» Given text
==*==

ACS AMA: I'm Kyle Bradbury, Managing Director of the Energy Data Analytics Lab at the Duke University Energy Initiative. Ask me anything about energy storage systems and energy data analytics.



How long do you think it will be until we see an affordable battery, both for commercial and residential use? Before the price comes down, it seems like the tech has quite a ways to go. How swift do you think adoption will be?

Finally, energy markets fascinate me but also confuse me. Is there a book or resource that would give me a start in understanding them?


The prices of energy storage have been dropping rapidly for a number of energy storage technologies, driven in no small part by the demands of electric vehicles, wind, and solar. Most notably, lithium-ion battery prices are projected to fall 50-60% in the next 5 years (Australian Renewable Energy Agency report). Initially, I believe these trends will enable utility-scale storage, since utilities can use those systems in conjunction with existing wholesale electricity markets, and I think we'll see slower adoption for the residential space since it will take some time to make the case for the benefits to the end user. In particular, that case will be stronger once time of use pricing, enabled by smart meters, is further deployed to give individuals with or without solar arrays a tangible financial benefit through price arbitrage and other applications (see RMI's report). For commercial entities, demand charge reduction will likely be an important consideration as well (charges for the the largest rate of power consumption over a month rather than just the total amount of energy consumed).

Energy markets can be confusing, especially as each region of the country has slightly different rules, but fortunately, there are a number of commonalities that apply across these markets. My suggestion for a good resource on electric power markets would be this book: Kirschen, Daniel S., and Goran Strbac. Fundamentals of power system economics. John Wiley & Sons, 2004. For a higher level description and a discussion of other energy markets beyond electricity, FERC's Energy Primer can be useful.

==*==

Print the stretch of the energy storage Q&A from "ACS AMA: I'm" through "in understanding them?", word for word.

» Page element annotations
==*==

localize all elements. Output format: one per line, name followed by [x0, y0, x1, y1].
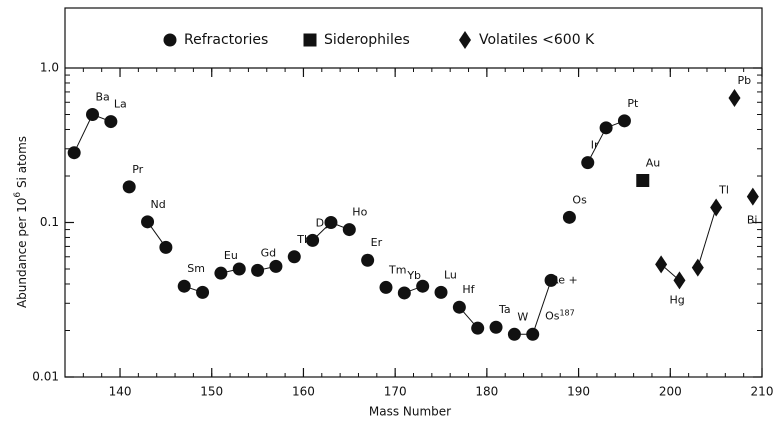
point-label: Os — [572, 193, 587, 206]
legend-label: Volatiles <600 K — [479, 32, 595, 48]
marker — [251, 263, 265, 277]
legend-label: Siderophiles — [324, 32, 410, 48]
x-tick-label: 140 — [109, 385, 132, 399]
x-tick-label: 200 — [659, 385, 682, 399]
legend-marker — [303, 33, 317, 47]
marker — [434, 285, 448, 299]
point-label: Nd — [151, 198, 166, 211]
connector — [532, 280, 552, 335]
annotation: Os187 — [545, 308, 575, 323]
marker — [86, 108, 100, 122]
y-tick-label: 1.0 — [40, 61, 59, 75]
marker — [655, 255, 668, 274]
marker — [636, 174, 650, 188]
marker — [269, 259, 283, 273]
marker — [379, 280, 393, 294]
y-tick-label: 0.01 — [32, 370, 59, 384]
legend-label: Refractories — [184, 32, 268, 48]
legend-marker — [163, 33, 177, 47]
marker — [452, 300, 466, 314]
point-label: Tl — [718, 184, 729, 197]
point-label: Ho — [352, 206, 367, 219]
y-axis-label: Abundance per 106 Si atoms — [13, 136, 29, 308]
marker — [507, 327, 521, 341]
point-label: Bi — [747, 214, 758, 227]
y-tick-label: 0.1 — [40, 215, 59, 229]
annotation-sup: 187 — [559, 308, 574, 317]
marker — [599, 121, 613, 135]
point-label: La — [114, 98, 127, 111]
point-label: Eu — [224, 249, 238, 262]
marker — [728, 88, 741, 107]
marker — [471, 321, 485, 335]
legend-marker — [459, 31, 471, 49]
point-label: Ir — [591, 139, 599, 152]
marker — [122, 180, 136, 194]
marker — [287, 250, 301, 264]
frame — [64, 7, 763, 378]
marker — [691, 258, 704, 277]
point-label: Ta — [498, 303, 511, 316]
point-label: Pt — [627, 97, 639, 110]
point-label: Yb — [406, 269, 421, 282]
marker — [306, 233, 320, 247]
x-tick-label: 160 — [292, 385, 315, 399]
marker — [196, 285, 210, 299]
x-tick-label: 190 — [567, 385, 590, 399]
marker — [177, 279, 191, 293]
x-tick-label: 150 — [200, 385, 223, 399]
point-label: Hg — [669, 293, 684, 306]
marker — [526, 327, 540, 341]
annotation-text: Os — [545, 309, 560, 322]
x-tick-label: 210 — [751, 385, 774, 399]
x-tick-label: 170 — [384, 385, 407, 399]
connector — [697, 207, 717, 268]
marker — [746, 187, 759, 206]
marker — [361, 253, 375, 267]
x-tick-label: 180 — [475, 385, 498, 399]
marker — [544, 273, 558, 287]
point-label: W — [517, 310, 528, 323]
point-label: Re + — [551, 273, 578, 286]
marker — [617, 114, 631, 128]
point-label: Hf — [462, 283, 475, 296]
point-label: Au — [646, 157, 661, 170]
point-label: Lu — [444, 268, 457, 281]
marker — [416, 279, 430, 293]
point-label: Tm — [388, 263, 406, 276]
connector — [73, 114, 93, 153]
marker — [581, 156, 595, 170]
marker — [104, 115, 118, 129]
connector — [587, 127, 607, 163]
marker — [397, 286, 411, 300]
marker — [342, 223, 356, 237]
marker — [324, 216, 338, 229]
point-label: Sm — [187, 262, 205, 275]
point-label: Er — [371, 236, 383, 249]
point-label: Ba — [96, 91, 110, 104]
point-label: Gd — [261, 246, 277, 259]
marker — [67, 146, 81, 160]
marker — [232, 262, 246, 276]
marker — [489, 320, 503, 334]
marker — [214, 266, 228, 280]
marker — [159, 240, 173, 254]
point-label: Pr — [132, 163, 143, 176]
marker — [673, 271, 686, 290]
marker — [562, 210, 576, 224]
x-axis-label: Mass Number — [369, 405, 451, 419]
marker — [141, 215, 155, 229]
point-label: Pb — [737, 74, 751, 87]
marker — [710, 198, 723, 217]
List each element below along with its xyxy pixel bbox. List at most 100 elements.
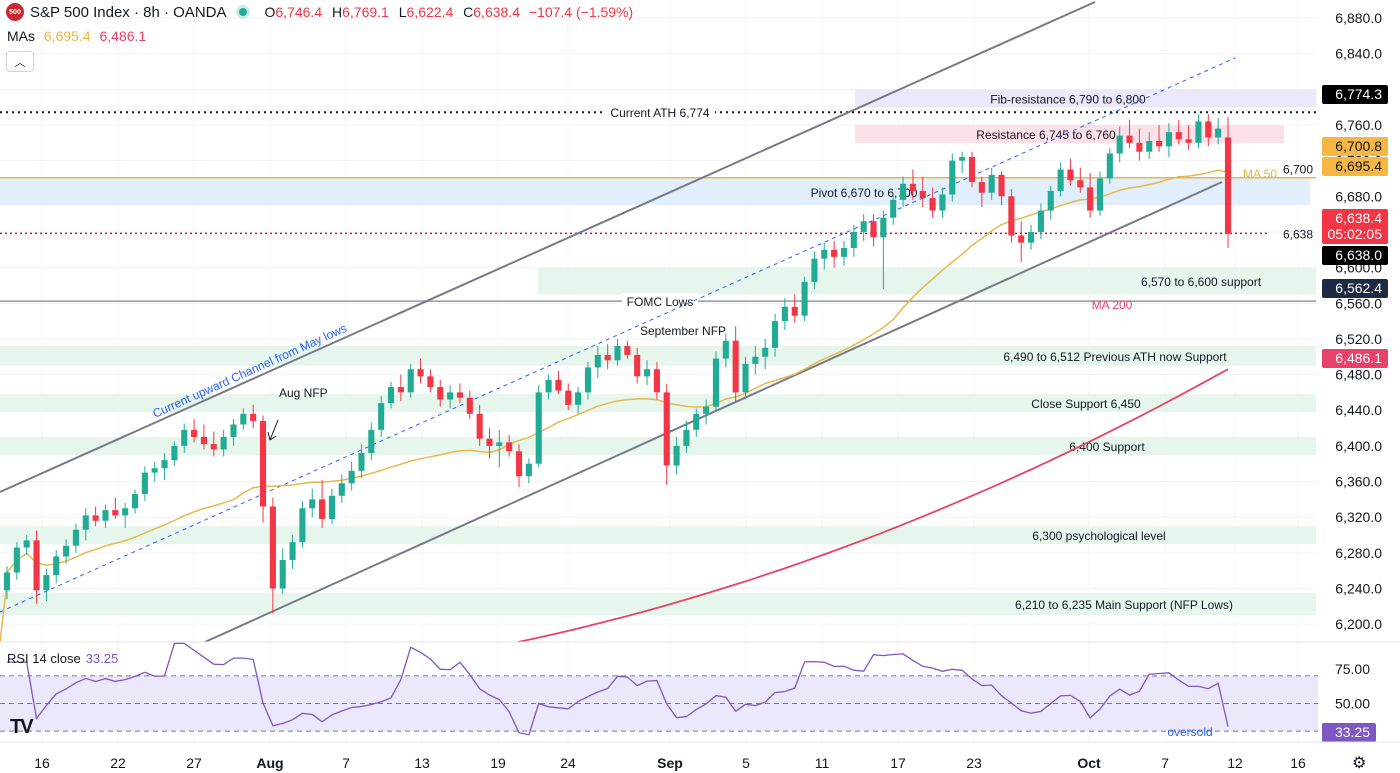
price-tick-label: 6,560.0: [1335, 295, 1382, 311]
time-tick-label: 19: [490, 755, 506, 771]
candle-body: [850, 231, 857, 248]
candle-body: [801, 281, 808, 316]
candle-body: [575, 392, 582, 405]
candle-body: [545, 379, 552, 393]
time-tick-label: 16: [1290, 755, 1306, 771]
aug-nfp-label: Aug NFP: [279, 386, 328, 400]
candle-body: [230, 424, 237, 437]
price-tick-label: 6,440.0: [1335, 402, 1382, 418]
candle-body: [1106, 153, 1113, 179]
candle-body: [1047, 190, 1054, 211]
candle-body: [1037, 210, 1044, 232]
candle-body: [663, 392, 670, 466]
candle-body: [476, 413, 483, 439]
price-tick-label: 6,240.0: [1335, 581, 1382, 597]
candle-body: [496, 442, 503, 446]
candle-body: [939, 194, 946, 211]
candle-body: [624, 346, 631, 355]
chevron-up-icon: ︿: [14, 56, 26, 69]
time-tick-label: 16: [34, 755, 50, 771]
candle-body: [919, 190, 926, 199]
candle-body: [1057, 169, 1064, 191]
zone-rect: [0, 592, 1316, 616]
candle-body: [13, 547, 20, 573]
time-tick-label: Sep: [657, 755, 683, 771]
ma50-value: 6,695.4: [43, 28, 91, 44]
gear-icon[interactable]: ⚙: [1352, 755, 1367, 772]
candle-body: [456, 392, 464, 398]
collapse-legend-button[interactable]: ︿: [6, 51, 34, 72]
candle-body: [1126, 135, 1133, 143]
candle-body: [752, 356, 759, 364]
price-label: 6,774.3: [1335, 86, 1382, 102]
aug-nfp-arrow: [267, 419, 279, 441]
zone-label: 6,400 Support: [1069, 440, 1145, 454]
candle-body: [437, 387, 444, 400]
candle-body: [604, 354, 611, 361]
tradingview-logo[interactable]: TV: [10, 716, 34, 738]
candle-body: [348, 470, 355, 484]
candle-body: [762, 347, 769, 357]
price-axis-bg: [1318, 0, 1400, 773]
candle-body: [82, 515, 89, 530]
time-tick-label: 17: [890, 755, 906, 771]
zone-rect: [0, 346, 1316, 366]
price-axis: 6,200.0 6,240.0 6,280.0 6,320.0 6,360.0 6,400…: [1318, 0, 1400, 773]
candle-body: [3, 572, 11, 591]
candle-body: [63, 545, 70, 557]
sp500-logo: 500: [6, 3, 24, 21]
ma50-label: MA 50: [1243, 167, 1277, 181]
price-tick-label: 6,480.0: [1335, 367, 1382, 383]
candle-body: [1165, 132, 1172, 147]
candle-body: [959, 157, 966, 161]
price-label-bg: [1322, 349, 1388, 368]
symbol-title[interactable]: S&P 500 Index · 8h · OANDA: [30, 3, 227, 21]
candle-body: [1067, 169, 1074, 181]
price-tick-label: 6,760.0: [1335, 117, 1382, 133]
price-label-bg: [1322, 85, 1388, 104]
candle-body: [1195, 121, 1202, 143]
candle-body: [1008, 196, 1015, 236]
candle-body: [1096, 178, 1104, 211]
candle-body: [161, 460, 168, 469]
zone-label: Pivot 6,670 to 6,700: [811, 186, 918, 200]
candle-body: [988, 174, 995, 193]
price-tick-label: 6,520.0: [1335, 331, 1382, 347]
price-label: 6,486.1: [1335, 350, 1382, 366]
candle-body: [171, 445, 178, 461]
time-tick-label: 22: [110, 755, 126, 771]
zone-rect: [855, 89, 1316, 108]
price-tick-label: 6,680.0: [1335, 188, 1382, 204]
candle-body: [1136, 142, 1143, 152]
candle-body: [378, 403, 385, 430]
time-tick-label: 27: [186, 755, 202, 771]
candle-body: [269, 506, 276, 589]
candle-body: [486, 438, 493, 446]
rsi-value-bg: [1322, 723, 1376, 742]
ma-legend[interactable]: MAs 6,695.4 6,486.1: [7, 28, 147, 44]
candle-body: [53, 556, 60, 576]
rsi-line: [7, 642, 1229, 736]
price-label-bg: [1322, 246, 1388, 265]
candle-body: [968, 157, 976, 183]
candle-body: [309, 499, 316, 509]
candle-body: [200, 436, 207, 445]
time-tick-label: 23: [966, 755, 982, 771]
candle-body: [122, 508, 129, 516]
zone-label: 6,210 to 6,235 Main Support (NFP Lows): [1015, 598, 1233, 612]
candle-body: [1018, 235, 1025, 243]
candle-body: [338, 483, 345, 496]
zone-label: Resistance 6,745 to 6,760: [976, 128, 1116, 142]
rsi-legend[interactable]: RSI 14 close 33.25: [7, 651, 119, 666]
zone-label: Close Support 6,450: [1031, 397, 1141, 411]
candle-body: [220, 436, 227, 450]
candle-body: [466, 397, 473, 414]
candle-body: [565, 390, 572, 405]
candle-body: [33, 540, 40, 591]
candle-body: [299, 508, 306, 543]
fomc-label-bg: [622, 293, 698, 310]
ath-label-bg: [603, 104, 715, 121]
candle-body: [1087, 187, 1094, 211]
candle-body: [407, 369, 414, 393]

==*==

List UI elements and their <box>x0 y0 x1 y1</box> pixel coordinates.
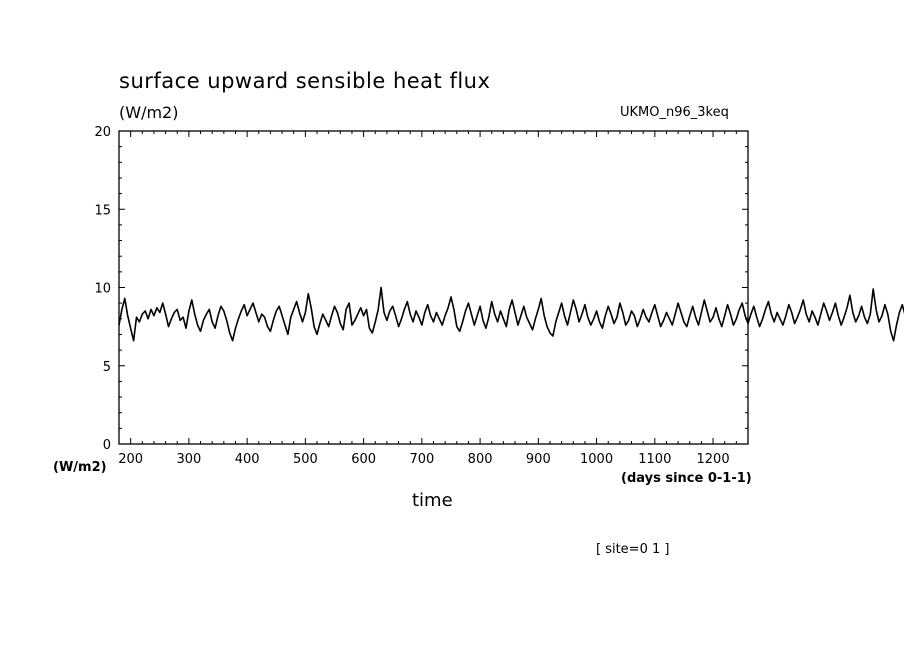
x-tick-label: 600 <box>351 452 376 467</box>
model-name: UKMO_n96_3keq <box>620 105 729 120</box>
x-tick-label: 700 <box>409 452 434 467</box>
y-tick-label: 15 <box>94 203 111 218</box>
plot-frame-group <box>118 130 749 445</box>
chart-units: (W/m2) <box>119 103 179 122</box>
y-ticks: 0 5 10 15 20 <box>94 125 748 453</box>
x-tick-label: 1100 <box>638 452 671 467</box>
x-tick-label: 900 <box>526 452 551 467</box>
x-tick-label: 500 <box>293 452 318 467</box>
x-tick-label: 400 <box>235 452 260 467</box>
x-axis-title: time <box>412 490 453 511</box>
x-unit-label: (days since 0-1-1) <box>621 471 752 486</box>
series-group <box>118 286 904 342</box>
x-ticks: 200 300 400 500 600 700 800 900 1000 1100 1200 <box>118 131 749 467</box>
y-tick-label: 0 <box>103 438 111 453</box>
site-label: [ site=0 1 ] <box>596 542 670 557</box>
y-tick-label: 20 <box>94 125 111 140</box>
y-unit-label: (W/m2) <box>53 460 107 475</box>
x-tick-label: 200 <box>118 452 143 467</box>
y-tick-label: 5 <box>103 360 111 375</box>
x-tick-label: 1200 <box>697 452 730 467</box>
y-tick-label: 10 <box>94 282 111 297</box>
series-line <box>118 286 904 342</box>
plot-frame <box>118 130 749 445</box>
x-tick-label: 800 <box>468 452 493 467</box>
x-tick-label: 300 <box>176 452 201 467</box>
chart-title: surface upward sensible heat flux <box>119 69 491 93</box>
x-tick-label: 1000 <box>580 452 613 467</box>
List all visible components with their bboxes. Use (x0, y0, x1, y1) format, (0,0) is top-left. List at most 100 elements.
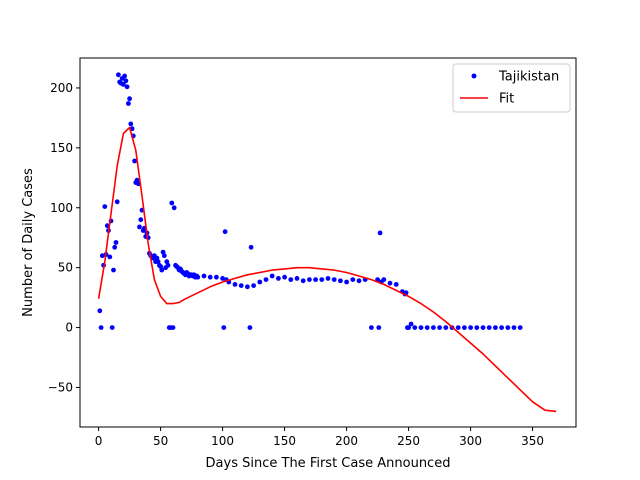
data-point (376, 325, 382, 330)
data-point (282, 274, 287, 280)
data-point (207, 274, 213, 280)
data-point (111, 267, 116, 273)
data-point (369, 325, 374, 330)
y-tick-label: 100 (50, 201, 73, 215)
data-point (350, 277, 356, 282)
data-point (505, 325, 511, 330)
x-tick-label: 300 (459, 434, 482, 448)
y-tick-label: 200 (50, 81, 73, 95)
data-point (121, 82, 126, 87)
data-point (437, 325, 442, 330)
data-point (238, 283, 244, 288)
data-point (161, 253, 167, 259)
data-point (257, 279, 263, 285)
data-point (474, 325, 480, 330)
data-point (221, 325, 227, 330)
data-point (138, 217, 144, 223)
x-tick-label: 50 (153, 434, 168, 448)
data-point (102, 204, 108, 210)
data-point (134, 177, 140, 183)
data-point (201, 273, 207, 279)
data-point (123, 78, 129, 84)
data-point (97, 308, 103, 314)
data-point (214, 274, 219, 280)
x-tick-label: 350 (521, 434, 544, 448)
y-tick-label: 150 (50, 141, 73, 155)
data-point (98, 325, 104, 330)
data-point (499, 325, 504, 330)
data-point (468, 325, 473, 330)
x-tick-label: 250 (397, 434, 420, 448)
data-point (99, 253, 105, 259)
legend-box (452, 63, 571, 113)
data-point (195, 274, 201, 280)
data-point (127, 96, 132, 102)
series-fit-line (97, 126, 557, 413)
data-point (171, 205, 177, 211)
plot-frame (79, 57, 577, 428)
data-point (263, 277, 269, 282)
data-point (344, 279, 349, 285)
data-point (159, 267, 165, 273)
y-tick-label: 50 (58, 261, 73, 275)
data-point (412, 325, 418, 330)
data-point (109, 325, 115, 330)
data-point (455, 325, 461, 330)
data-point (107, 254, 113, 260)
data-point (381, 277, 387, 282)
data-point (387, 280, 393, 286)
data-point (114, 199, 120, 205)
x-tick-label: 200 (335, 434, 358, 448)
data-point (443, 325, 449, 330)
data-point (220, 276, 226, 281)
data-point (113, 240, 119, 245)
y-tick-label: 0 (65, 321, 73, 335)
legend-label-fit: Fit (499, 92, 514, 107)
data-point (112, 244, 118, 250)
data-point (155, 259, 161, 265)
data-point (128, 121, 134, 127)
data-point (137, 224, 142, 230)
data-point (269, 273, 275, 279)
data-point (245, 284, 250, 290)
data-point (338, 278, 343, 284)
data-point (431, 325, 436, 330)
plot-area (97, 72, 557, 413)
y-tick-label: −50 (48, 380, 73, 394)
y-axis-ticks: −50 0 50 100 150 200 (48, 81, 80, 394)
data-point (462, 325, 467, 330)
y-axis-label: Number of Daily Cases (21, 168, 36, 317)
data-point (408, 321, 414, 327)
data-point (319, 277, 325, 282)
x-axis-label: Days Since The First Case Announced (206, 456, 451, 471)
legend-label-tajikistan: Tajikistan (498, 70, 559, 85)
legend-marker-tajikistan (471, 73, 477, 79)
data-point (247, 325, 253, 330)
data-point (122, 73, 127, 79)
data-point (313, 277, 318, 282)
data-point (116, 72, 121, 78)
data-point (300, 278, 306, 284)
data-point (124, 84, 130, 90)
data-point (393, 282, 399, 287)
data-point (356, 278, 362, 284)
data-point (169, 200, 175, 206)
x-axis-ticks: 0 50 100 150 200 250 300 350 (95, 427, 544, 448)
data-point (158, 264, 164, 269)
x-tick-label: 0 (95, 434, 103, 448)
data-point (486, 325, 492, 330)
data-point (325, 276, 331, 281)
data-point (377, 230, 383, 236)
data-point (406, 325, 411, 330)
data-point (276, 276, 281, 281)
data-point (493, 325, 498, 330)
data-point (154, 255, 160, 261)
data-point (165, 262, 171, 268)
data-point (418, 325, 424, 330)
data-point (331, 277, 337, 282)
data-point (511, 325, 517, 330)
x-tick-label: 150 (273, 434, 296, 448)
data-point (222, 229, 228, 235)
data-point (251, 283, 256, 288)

==*==

» Task answer
ACS AMA: I'm Kyle Bradbury, Managing Director of the Energy Data Analytics Lab at the Duke University Energy Initiative. Ask me anything about energy storage systems and energy data analytics.



How long do you think it will be until we see an affordable battery, both for commercial and residential use? Before the price comes down, it seems like the tech has quite a ways to go. How swift do you think adoption will be?

Finally, energy markets fascinate me but also confuse me. Is there a book or resource that would give me a start in understanding them?